Problem statement: From the records, pick out and copy each line containing "JSON".

[begin Records for the task]

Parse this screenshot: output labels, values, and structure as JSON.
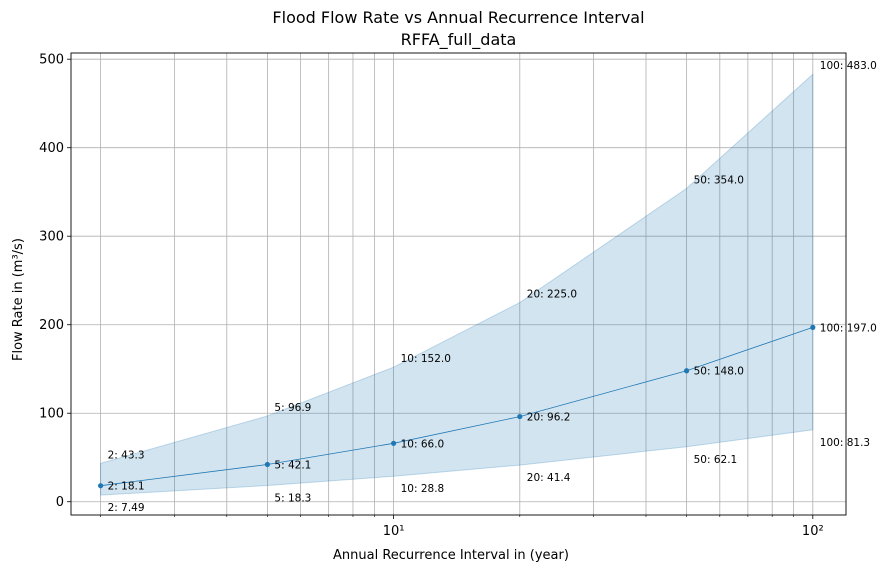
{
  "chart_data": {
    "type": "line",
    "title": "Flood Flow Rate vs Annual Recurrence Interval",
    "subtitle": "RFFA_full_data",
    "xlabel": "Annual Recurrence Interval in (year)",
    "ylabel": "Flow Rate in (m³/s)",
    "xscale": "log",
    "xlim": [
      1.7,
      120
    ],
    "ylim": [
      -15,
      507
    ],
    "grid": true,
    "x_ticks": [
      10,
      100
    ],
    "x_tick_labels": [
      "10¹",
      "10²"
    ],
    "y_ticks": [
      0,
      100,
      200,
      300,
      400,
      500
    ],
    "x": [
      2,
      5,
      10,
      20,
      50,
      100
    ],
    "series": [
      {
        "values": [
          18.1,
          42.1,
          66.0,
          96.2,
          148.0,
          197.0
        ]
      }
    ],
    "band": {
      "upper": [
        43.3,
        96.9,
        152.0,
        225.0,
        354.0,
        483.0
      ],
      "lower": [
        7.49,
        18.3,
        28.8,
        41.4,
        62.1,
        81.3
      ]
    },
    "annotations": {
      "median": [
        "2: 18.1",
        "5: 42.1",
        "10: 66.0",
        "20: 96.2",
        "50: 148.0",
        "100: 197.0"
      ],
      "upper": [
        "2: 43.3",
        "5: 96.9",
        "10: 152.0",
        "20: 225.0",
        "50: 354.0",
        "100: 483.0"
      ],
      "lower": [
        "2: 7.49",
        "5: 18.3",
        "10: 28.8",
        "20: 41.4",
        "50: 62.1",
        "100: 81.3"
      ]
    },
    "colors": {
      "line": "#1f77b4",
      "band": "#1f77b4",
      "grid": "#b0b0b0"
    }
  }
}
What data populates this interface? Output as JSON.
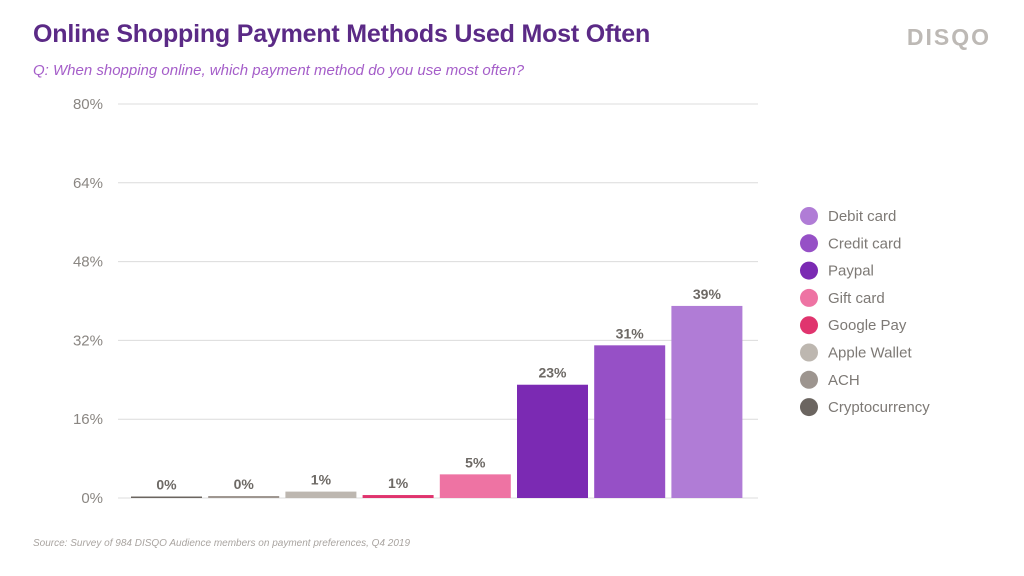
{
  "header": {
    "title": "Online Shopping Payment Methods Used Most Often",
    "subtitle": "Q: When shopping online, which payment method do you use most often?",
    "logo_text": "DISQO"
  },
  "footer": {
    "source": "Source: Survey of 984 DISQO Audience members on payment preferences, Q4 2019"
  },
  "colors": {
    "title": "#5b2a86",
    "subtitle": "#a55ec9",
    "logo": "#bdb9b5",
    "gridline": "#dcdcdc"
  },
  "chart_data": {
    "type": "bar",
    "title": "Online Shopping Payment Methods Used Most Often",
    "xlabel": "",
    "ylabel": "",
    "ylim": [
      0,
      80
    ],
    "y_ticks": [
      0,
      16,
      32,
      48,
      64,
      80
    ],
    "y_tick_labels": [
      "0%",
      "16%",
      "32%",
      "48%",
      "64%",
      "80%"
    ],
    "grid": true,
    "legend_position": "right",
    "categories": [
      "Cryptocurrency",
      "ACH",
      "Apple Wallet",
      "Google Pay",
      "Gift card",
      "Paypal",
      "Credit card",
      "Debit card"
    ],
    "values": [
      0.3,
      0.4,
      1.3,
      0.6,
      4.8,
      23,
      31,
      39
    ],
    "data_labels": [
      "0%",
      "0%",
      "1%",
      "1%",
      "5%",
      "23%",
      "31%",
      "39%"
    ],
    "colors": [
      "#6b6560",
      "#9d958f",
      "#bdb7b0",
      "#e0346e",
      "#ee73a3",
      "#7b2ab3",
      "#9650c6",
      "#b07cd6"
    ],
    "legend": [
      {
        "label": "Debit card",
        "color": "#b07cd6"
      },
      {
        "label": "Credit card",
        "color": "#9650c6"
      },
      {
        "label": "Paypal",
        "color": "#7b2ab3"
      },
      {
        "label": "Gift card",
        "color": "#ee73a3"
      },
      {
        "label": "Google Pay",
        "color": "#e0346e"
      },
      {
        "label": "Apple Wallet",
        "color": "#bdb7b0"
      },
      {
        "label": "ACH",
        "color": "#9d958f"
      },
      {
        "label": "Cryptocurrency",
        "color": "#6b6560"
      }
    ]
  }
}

[end Records for the task]

Task answer:
Parse this screenshot: output labels, values, and structure as JSON.
What data populates this interface? Output as JSON.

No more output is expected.